§ **Written request**
Images appear in the records below; leave them out and repeat everything else exactly.

** Start of Task inputs **

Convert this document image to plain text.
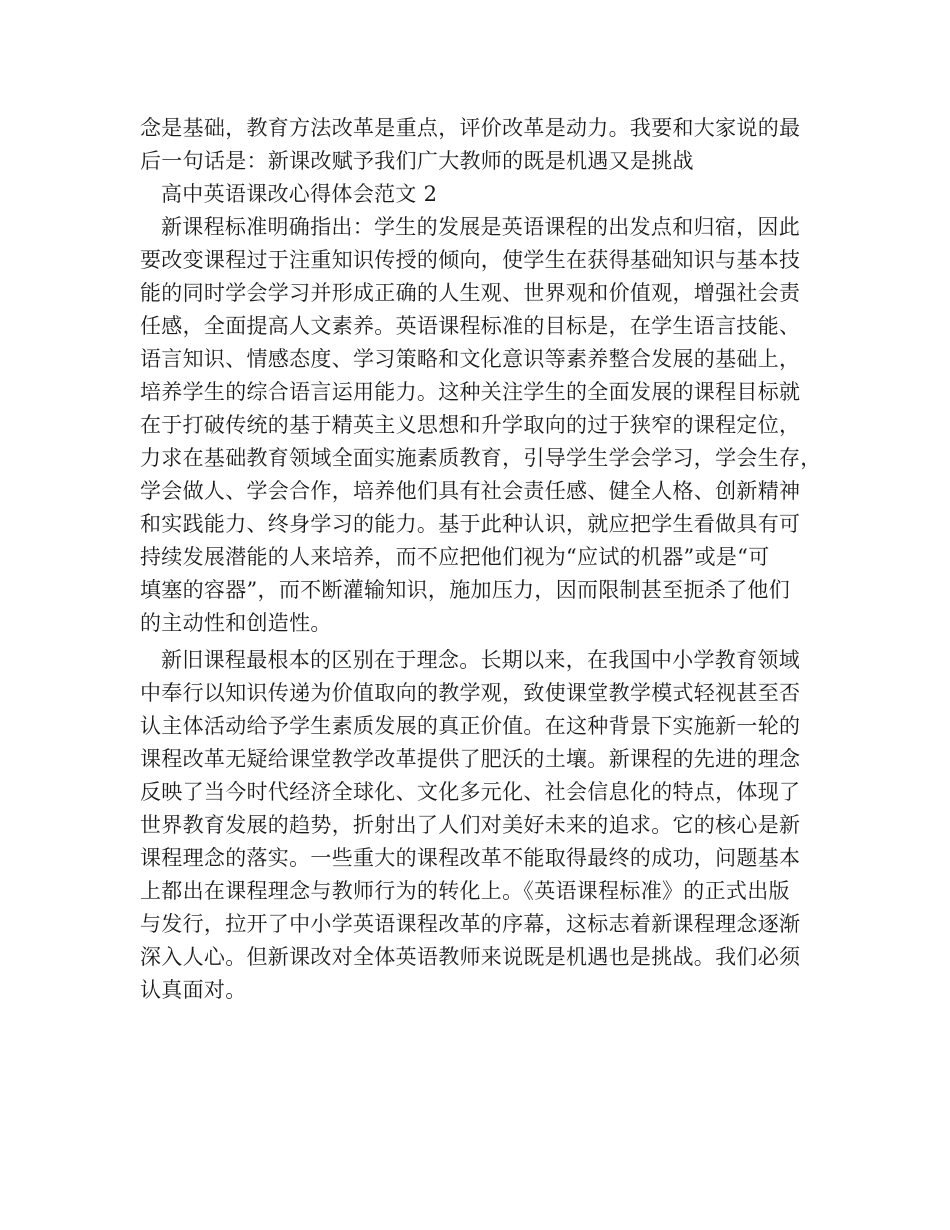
念是基础，教育方法改革是重点，评价改革是动力。我要和大家说的最
后一句话是：新课改赋予我们广大教师的既是机遇又是挑战
高中英语课改心得体会范文 2
新课程标准明确指出：学生的发展是英语课程的出发点和归宿，因此
要改变课程过于注重知识传授的倾向，使学生在获得基础知识与基本技
能的同时学会学习并形成正确的人生观、世界观和价值观，增强社会责
任感，全面提高人文素养。英语课程标准的目标是，在学生语言技能、
语言知识、情感态度、学习策略和文化意识等素养整合发展的基础上，
培养学生的综合语言运用能力。这种关注学生的全面发展的课程目标就
在于打破传统的基于精英主义思想和升学取向的过于狭窄的课程定位，
力求在基础教育领域全面实施素质教育，引导学生学会学习，学会生存，
学会做人、学会合作，培养他们具有社会责任感、健全人格、创新精神
和实践能力、终身学习的能力。基于此种认识，就应把学生看做具有可
持续发展潜能的人来培养，而不应把他们视为“应试的机器”或是“可
填塞的容器”，而不断灌输知识，施加压力，因而限制甚至扼杀了他们
的主动性和创造性。
新旧课程最根本的区别在于理念。长期以来，在我国中小学教育领域
中奉行以知识传递为价值取向的教学观，致使课堂教学模式轻视甚至否
认主体活动给予学生素质发展的真正价值。在这种背景下实施新一轮的
课程改革无疑给课堂教学改革提供了肥沃的土壤。新课程的先进的理念
反映了当今时代经济全球化、文化多元化、社会信息化的特点，体现了
世界教育发展的趋势，折射出了人们对美好未来的追求。它的核心是新
课程理念的落实。一些重大的课程改革不能取得最终的成功，问题基本
上都出在课程理念与教师行为的转化上。《英语课程标准》的正式出版
与发行，拉开了中小学英语课程改革的序幕，这标志着新课程理念逐渐
深入人心。但新课改对全体英语教师来说既是机遇也是挑战。我们必须
认真面对。
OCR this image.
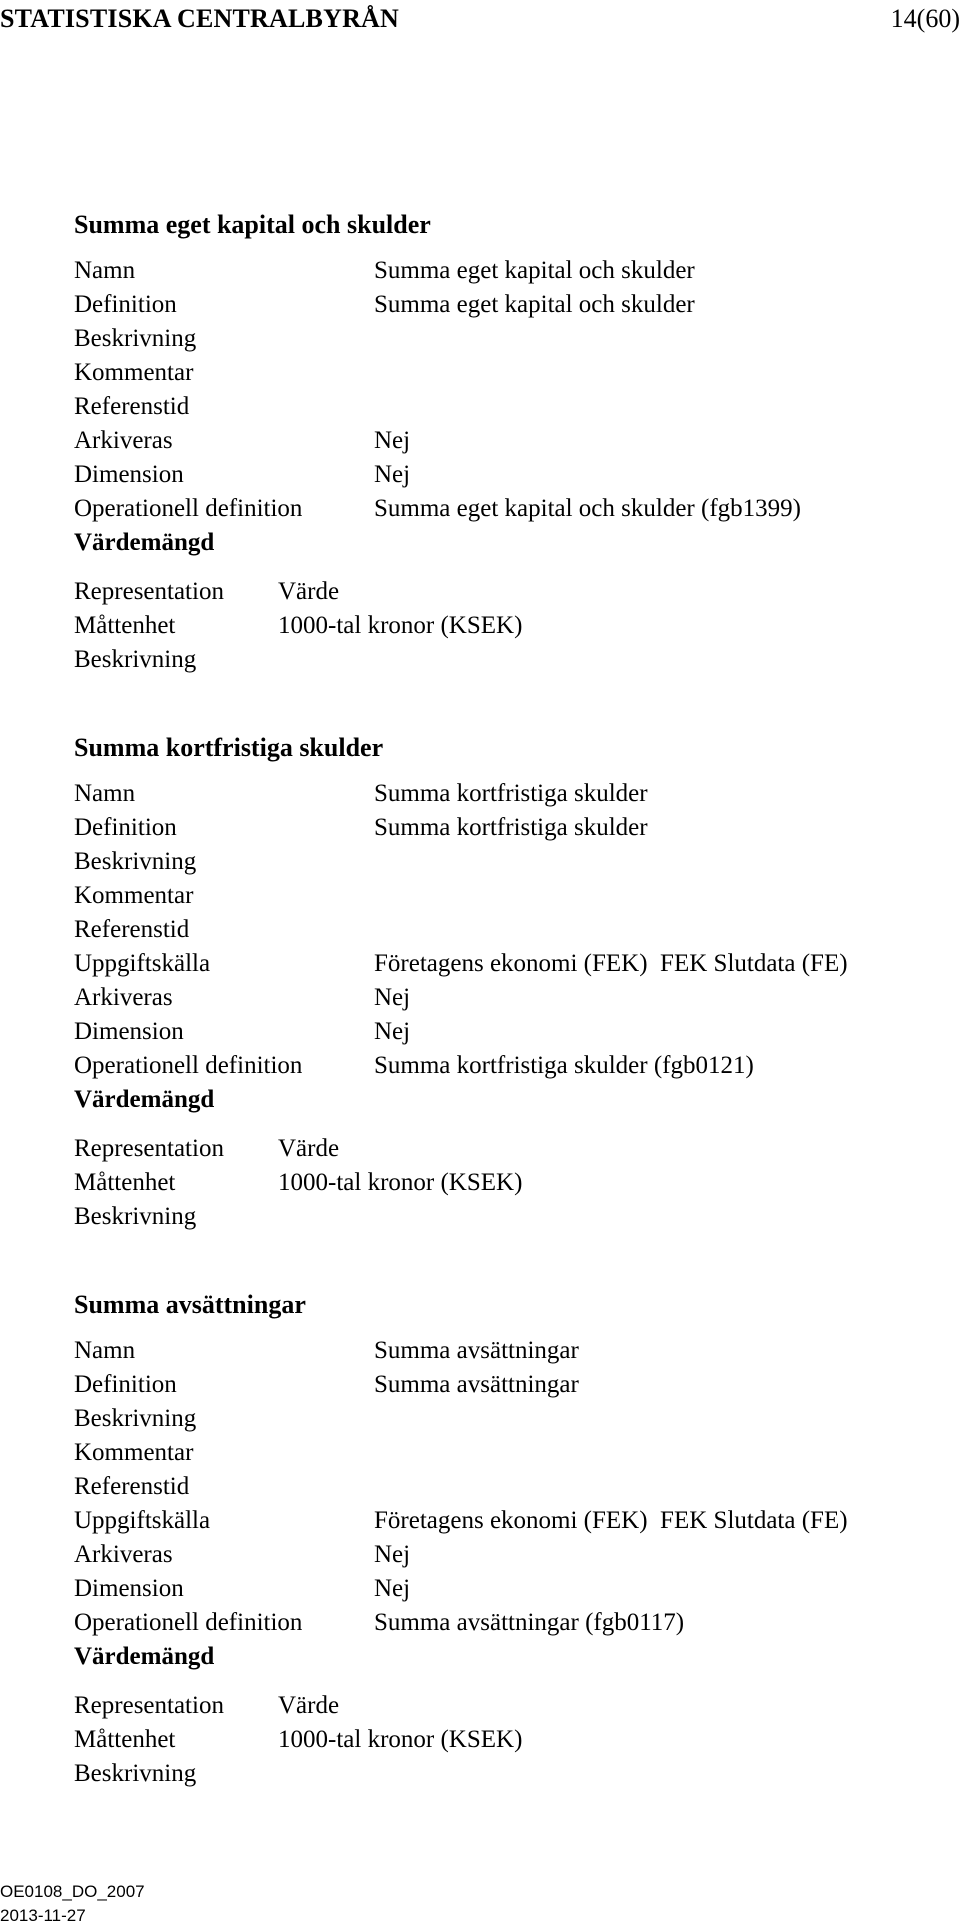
STATISTISKA CENTRALBYRÅN	14(60)
Summa eget kapital och skulder
Namn	Summa eget kapital och skulder
Definition	Summa eget kapital och skulder
Beskrivning
Kommentar
Referenstid
Arkiveras	Nej
Dimension	Nej
Operationell definition	Summa eget kapital och skulder (fgb1399)
Värdemängd
Representation Värde
Måttenhet	1000-tal kronor (KSEK)
Beskrivning
Summa kortfristiga skulder
Namn	Summa kortfristiga skulder
Definition	Summa kortfristiga skulder
Beskrivning
Kommentar
Referenstid
Uppgiftskälla	Företagens ekonomi (FEK)  FEK Slutdata (FE)
Arkiveras	Nej
Dimension	Nej
Operationell definition	Summa kortfristiga skulder (fgb0121)
Värdemängd
Representation Värde
Måttenhet	1000-tal kronor (KSEK)
Beskrivning
Summa avsättningar
Namn	Summa avsättningar
Definition	Summa avsättningar
Beskrivning
Kommentar
Referenstid
Uppgiftskälla	Företagens ekonomi (FEK)  FEK Slutdata (FE)
Arkiveras	Nej
Dimension	Nej
Operationell definition	Summa avsättningar (fgb0117)
Värdemängd
Representation Värde
Måttenhet	1000-tal kronor (KSEK)
Beskrivning
OE0108_DO_2007
2013-11-27
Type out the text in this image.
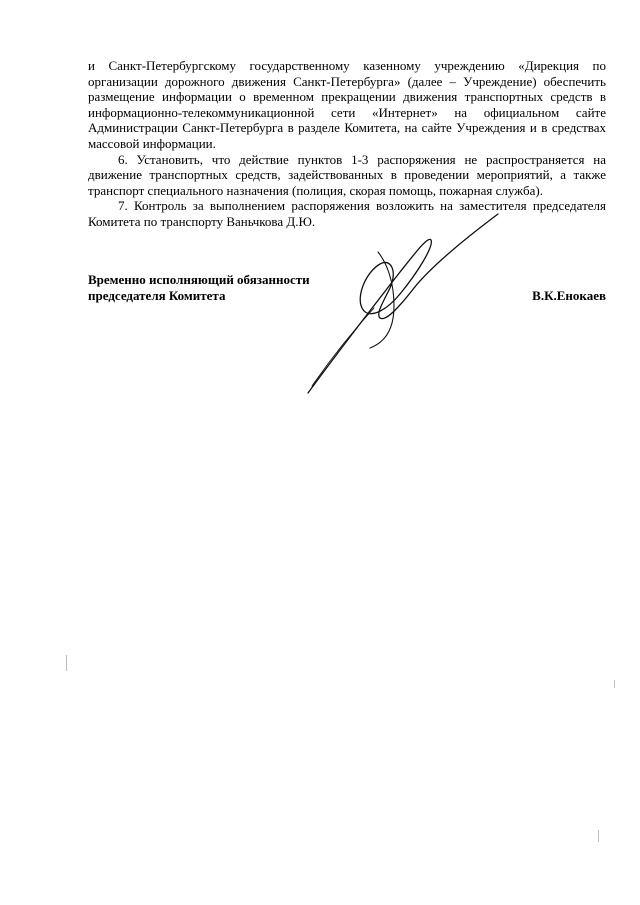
и Санкт-Петербургскому государственному казенному учреждению «Дирекция по организации дорожного движения Санкт-Петербурга» (далее – Учреждение) обеспечить размещение информации о временном прекращении движения транспортных средств в информационно-телекоммуникационной сети «Интернет» на официальном сайте Администрации Санкт-Петербурга в разделе Комитета, на сайте Учреждения и в средствах массовой информации.

6. Установить, что действие пунктов 1-3 распоряжения не распространяется на движение транспортных средств, задействованных в проведении мероприятий, а также транспорт специального назначения (полиция, скорая помощь, пожарная служба).

7. Контроль за выполнением распоряжения возложить на заместителя председателя Комитета по транспорту Ваньчкова Д.Ю.

Временно исполняющий обязанности
председателя Комитета	В.К.Енокаев
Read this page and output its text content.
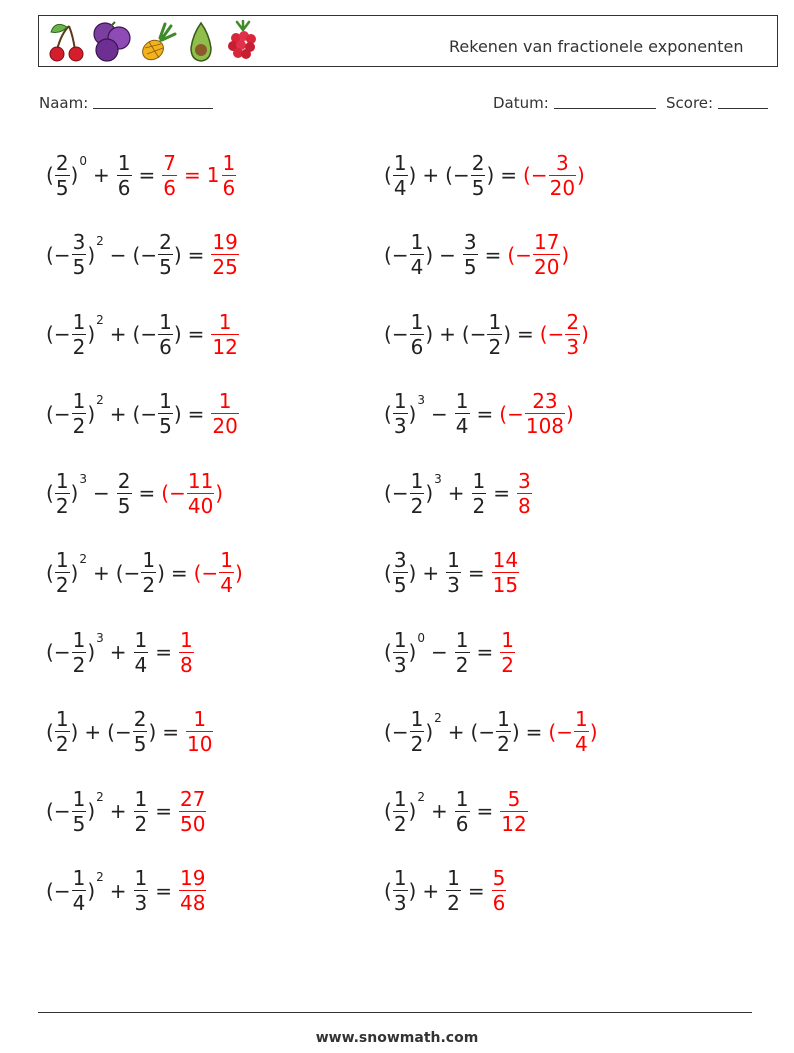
Rekenen van fractionele exponenten
Naam:	Datum:	Score:
( $\frac{2}{5}$ )
0
+ $\frac{1}{6} = \frac{7}{6} = 1 \frac{1}{6}$	( $\frac{1}{4}$ ) + ( − $\frac{2}{5}$ ) = ( − $\frac{3}{20}$ )
( − $\frac{3}{5}$ )
2
− ( − $\frac{2}{5}$ ) = $\frac{19}{25}$	( − $\frac{1}{4}$ ) − $\frac{3}{5}$ = ( − $\frac{17}{20}$ )
( − $\frac{1}{2}$ )
2
+ ( − $\frac{1}{6}$ ) = $\frac{1}{12}$	( − $\frac{1}{6}$ ) + ( − $\frac{1}{2}$ ) = ( − $\frac{2}{3}$ )
( − $\frac{1}{2}$ )
2
+ ( − $\frac{1}{5}$ ) = $\frac{1}{20}$	( $\frac{1}{3}$ )
3
− $\frac{1}{4}$ = ( − $\frac{23}{108}$ )
( $\frac{1}{2}$ )
3
− $\frac{2}{5}$ = ( − $\frac{11}{40}$ )	( − $\frac{1}{2}$ )
3
+ $\frac{1}{2} = \frac{3}{8}$
( $\frac{1}{2}$ )
2
+ ( − $\frac{1}{2}$ ) = ( − $\frac{1}{4}$ )	( $\frac{3}{5}$ ) + $\frac{1}{3} = \frac{14}{15}$
( − $\frac{1}{2}$ )
3
+ $\frac{1}{4} = \frac{1}{8}$	( $\frac{1}{3}$ )
0
− $\frac{1}{2} = \frac{1}{2}$
( $\frac{1}{2}$ ) + ( − $\frac{2}{5}$ ) = $\frac{1}{10}$	( − $\frac{1}{2}$ )
2
+ ( − $\frac{1}{2}$ ) = ( − $\frac{1}{4}$ )
( − $\frac{1}{5}$ )
2
+ $\frac{1}{2} = \frac{27}{50}$	( $\frac{1}{2}$ )
2
+ $\frac{1}{6} = \frac{5}{12}$
( − $\frac{1}{4}$ )
2
+ $\frac{1}{3} = \frac{19}{48}$	( $\frac{1}{3}$ ) + $\frac{1}{2} = \frac{5}{6}$
www.snowmath.com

** End of Task inputs **

§ **Answer to the problem**
Convert this document image to plain text.
念是基础，教育方法改革是重点，评价改革是动力。我要和大家说的最
后一句话是：新课改赋予我们广大教师的既是机遇又是挑战
高中英语课改心得体会范文 2
新课程标准明确指出：学生的发展是英语课程的出发点和归宿，因此
要改变课程过于注重知识传授的倾向，使学生在获得基础知识与基本技
能的同时学会学习并形成正确的人生观、世界观和价值观，增强社会责
任感，全面提高人文素养。英语课程标准的目标是，在学生语言技能、
语言知识、情感态度、学习策略和文化意识等素养整合发展的基础上，
培养学生的综合语言运用能力。这种关注学生的全面发展的课程目标就
在于打破传统的基于精英主义思想和升学取向的过于狭窄的课程定位，
力求在基础教育领域全面实施素质教育，引导学生学会学习，学会生存，
学会做人、学会合作，培养他们具有社会责任感、健全人格、创新精神
和实践能力、终身学习的能力。基于此种认识，就应把学生看做具有可
持续发展潜能的人来培养，而不应把他们视为“应试的机器”或是“可
填塞的容器”，而不断灌输知识，施加压力，因而限制甚至扼杀了他们
的主动性和创造性。
新旧课程最根本的区别在于理念。长期以来，在我国中小学教育领域
中奉行以知识传递为价值取向的教学观，致使课堂教学模式轻视甚至否
认主体活动给予学生素质发展的真正价值。在这种背景下实施新一轮的
课程改革无疑给课堂教学改革提供了肥沃的土壤。新课程的先进的理念
反映了当今时代经济全球化、文化多元化、社会信息化的特点，体现了
世界教育发展的趋势，折射出了人们对美好未来的追求。它的核心是新
课程理念的落实。一些重大的课程改革不能取得最终的成功，问题基本
上都出在课程理念与教师行为的转化上。《英语课程标准》的正式出版
与发行，拉开了中小学英语课程改革的序幕，这标志着新课程理念逐渐
深入人心。但新课改对全体英语教师来说既是机遇也是挑战。我们必须
认真面对。
OCR this image.
STATISTISKA CENTRALBYRÅN	14(60)
Summa eget kapital och skulder
Namn	Summa eget kapital och skulder
Definition	Summa eget kapital och skulder
Beskrivning
Kommentar
Referenstid
Arkiveras	Nej
Dimension	Nej
Operationell definition	Summa eget kapital och skulder (fgb1399)
Värdemängd
Representation Värde
Måttenhet	1000-tal kronor (KSEK)
Beskrivning
Summa kortfristiga skulder
Namn	Summa kortfristiga skulder
Definition	Summa kortfristiga skulder
Beskrivning
Kommentar
Referenstid
Uppgiftskälla	Företagens ekonomi (FEK)  FEK Slutdata (FE)
Arkiveras	Nej
Dimension	Nej
Operationell definition	Summa kortfristiga skulder (fgb0121)
Värdemängd
Representation Värde
Måttenhet	1000-tal kronor (KSEK)
Beskrivning
Summa avsättningar
Namn	Summa avsättningar
Definition	Summa avsättningar
Beskrivning
Kommentar
Referenstid
Uppgiftskälla	Företagens ekonomi (FEK)  FEK Slutdata (FE)
Arkiveras	Nej
Dimension	Nej
Operationell definition	Summa avsättningar (fgb0117)
Värdemängd
Representation Värde
Måttenhet	1000-tal kronor (KSEK)
Beskrivning
OE0108_DO_2007
2013-11-27
Type out the text in this image.
и Санкт-Петербургскому государственному казенному учреждению «Дирекция по организации дорожного движения Санкт-Петербурга» (далее – Учреждение) обеспечить размещение информации о временном прекращении движения транспортных средств в информационно-телекоммуникационной сети «Интернет» на официальном сайте Администрации Санкт-Петербурга в разделе Комитета, на сайте Учреждения и в средствах массовой информации.

6. Установить, что действие пунктов 1-3 распоряжения не распространяется на движение транспортных средств, задействованных в проведении мероприятий, а также транспорт специального назначения (полиция, скорая помощь, пожарная служба).

7. Контроль за выполнением распоряжения возложить на заместителя председателя Комитета по транспорту Ваньчкова Д.Ю.

Временно исполняющий обязанности
председателя Комитета	В.К.Енокаев
Read this page and output its text content.
Rekenen van fractionele exponenten
Naam:	Datum:	Score:
( $\frac{2}{5}$ )
0
+ $\frac{1}{6} = \frac{7}{6} = 1 \frac{1}{6}$	( $\frac{1}{4}$ ) + ( − $\frac{2}{5}$ ) = ( − $\frac{3}{20}$ )
( − $\frac{3}{5}$ )
2
− ( − $\frac{2}{5}$ ) = $\frac{19}{25}$	( − $\frac{1}{4}$ ) − $\frac{3}{5}$ = ( − $\frac{17}{20}$ )
( − $\frac{1}{2}$ )
2
+ ( − $\frac{1}{6}$ ) = $\frac{1}{12}$	( − $\frac{1}{6}$ ) + ( − $\frac{1}{2}$ ) = ( − $\frac{2}{3}$ )
( − $\frac{1}{2}$ )
2
+ ( − $\frac{1}{5}$ ) = $\frac{1}{20}$	( $\frac{1}{3}$ )
3
− $\frac{1}{4}$ = ( − $\frac{23}{108}$ )
( $\frac{1}{2}$ )
3
− $\frac{2}{5}$ = ( − $\frac{11}{40}$ )	( − $\frac{1}{2}$ )
3
+ $\frac{1}{2} = \frac{3}{8}$
( $\frac{1}{2}$ )
2
+ ( − $\frac{1}{2}$ ) = ( − $\frac{1}{4}$ )	( $\frac{3}{5}$ ) + $\frac{1}{3} = \frac{14}{15}$
( − $\frac{1}{2}$ )
3
+ $\frac{1}{4} = \frac{1}{8}$	( $\frac{1}{3}$ )
0
− $\frac{1}{2} = \frac{1}{2}$
( $\frac{1}{2}$ ) + ( − $\frac{2}{5}$ ) = $\frac{1}{10}$	( − $\frac{1}{2}$ )
2
+ ( − $\frac{1}{2}$ ) = ( − $\frac{1}{4}$ )
( − $\frac{1}{5}$ )
2
+ $\frac{1}{2} = \frac{27}{50}$	( $\frac{1}{2}$ )
2
+ $\frac{1}{6} = \frac{5}{12}$
( − $\frac{1}{4}$ )
2
+ $\frac{1}{3} = \frac{19}{48}$	( $\frac{1}{3}$ ) + $\frac{1}{2} = \frac{5}{6}$
www.snowmath.com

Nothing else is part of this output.